== ITEMS ==
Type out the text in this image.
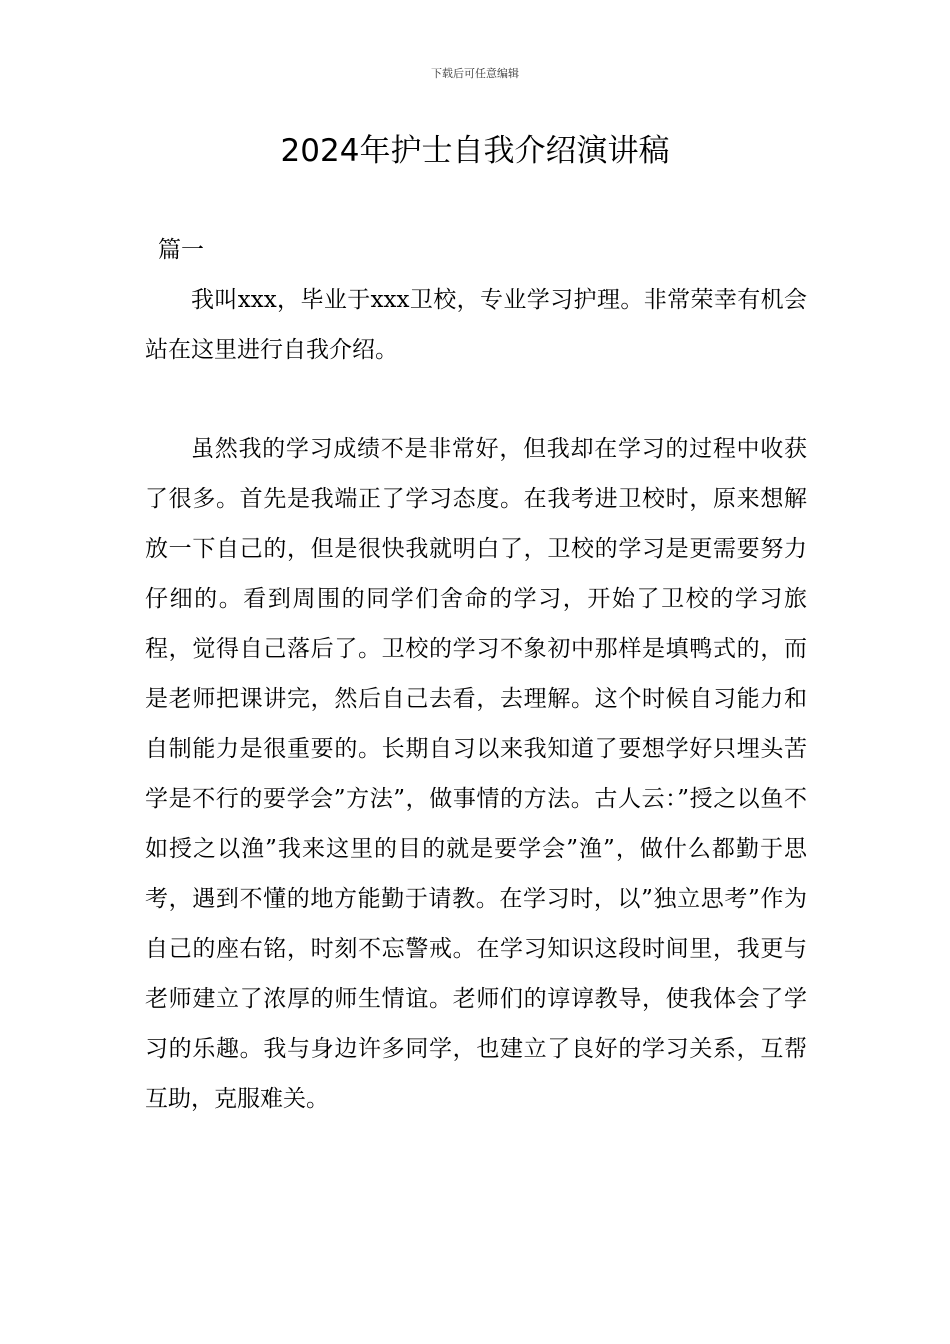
下载后可任意编辑
2024年护士自我介绍演讲稿
篇一

我叫xxx，毕业于xxx卫校，专业学习护理。非常荣幸有机会站在这里进行自我介绍。

虽然我的学习成绩不是非常好，但我却在学习的过程中收获了很多。首先是我端正了学习态度。在我考进卫校时，原来想解放一下自己的，但是很快我就明白了，卫校的学习是更需要努力仔细的。看到周围的同学们舍命的学习，开始了卫校的学习旅程，觉得自己落后了。卫校的学习不象初中那样是填鸭式的，而是老师把课讲完，然后自己去看，去理解。这个时候自习能力和自制能力是很重要的。长期自习以来我知道了要想学好只埋头苦学是不行的要学会”方法”，做事情的方法。古人云：”授之以鱼不如授之以渔”我来这里的目的就是要学会”渔”，做什么都勤于思考，遇到不懂的地方能勤于请教。在学习时，以”独立思考”作为自己的座右铭，时刻不忘警戒。在学习知识这段时间里，我更与老师建立了浓厚的师生情谊。老师们的谆谆教导，使我体会了学习的乐趣。我与身边许多同学，也建立了良好的学习关系，互帮互助，克服难关。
===
Write out all the entries exactly, except for the pictures.

Type out the text in this image.
下载后可任意编辑
2024年护士自我介绍演讲稿
篇一

我叫xxx，毕业于xxx卫校，专业学习护理。非常荣幸有机会站在这里进行自我介绍。

虽然我的学习成绩不是非常好，但我却在学习的过程中收获了很多。首先是我端正了学习态度。在我考进卫校时，原来想解放一下自己的，但是很快我就明白了，卫校的学习是更需要努力仔细的。看到周围的同学们舍命的学习，开始了卫校的学习旅程，觉得自己落后了。卫校的学习不象初中那样是填鸭式的，而是老师把课讲完，然后自己去看，去理解。这个时候自习能力和自制能力是很重要的。长期自习以来我知道了要想学好只埋头苦学是不行的要学会”方法”，做事情的方法。古人云：”授之以鱼不如授之以渔”我来这里的目的就是要学会”渔”，做什么都勤于思考，遇到不懂的地方能勤于请教。在学习时，以”独立思考”作为自己的座右铭，时刻不忘警戒。在学习知识这段时间里，我更与老师建立了浓厚的师生情谊。老师们的谆谆教导，使我体会了学习的乐趣。我与身边许多同学，也建立了良好的学习关系，互帮互助，克服难关。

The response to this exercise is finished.